(Items listed in a dataset)
════════════════════

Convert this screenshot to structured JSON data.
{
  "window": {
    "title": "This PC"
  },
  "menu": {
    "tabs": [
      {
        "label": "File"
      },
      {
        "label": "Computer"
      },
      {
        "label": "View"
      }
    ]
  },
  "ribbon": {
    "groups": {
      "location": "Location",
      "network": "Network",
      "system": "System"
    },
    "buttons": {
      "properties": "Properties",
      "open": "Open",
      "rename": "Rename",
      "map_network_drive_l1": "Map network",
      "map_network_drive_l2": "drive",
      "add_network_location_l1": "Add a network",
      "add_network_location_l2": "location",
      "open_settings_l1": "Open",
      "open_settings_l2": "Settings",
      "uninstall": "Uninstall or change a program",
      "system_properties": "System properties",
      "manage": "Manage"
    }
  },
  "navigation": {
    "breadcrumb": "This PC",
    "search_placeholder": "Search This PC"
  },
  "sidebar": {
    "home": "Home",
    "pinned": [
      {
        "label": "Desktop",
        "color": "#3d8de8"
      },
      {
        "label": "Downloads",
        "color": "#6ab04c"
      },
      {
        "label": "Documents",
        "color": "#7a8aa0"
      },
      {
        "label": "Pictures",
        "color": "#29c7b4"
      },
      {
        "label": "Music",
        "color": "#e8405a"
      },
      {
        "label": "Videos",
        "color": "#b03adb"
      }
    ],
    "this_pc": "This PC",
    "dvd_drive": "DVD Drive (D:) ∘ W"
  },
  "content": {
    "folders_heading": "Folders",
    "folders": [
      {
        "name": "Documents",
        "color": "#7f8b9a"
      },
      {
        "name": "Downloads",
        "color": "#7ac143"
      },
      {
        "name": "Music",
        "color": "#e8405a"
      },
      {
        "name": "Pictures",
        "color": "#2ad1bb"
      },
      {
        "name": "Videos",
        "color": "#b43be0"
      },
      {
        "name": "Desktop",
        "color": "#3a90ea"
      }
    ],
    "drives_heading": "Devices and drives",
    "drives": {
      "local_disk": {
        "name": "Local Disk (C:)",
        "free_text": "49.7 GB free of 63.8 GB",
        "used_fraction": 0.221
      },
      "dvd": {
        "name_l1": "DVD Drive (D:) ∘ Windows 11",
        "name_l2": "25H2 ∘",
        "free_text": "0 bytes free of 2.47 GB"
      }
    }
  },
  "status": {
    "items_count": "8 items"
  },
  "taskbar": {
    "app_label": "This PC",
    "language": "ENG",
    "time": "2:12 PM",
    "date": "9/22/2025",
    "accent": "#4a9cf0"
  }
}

════════════════════

- Problem to solve
Find every line in the records above that holds the word "drives", and copy each one.

- Worked solution
    "drives_heading": "Devices and drives",
    "drives": {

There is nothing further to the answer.